▸ Task input
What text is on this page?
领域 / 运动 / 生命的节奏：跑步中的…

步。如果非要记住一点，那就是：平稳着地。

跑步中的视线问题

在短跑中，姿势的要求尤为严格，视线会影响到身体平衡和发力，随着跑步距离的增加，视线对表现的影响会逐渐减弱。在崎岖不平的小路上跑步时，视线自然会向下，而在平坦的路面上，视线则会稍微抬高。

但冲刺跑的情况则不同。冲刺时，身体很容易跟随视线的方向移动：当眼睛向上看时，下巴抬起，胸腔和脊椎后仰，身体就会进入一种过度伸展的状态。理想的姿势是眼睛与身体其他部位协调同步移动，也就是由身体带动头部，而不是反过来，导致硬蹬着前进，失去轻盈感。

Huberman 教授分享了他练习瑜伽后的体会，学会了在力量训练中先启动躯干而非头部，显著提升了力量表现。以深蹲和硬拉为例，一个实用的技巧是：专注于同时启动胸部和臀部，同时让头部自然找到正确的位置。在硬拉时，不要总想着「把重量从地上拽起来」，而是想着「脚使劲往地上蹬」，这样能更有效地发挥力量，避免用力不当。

▸ Task goal
All of the entries above must be quoted exactly.

▸ Complete output
What text is on this page?
领域 / 运动 / 生命的节奏：跑步中的…

步。如果非要记住一点，那就是：平稳着地。

跑步中的视线问题

在短跑中，姿势的要求尤为严格，视线会影响到身体平衡和发力，随着跑步距离的增加，视线对表现的影响会逐渐减弱。在崎岖不平的小路上跑步时，视线自然会向下，而在平坦的路面上，视线则会稍微抬高。

但冲刺跑的情况则不同。冲刺时，身体很容易跟随视线的方向移动：当眼睛向上看时，下巴抬起，胸腔和脊椎后仰，身体就会进入一种过度伸展的状态。理想的姿势是眼睛与身体其他部位协调同步移动，也就是由身体带动头部，而不是反过来，导致硬蹬着前进，失去轻盈感。

Huberman 教授分享了他练习瑜伽后的体会，学会了在力量训练中先启动躯干而非头部，显著提升了力量表现。以深蹲和硬拉为例，一个实用的技巧是：专注于同时启动胸部和臀部，同时让头部自然找到正确的位置。在硬拉时，不要总想着「把重量从地上拽起来」，而是想着「脚使劲往地上蹬」，这样能更有效地发挥力量，避免用力不当。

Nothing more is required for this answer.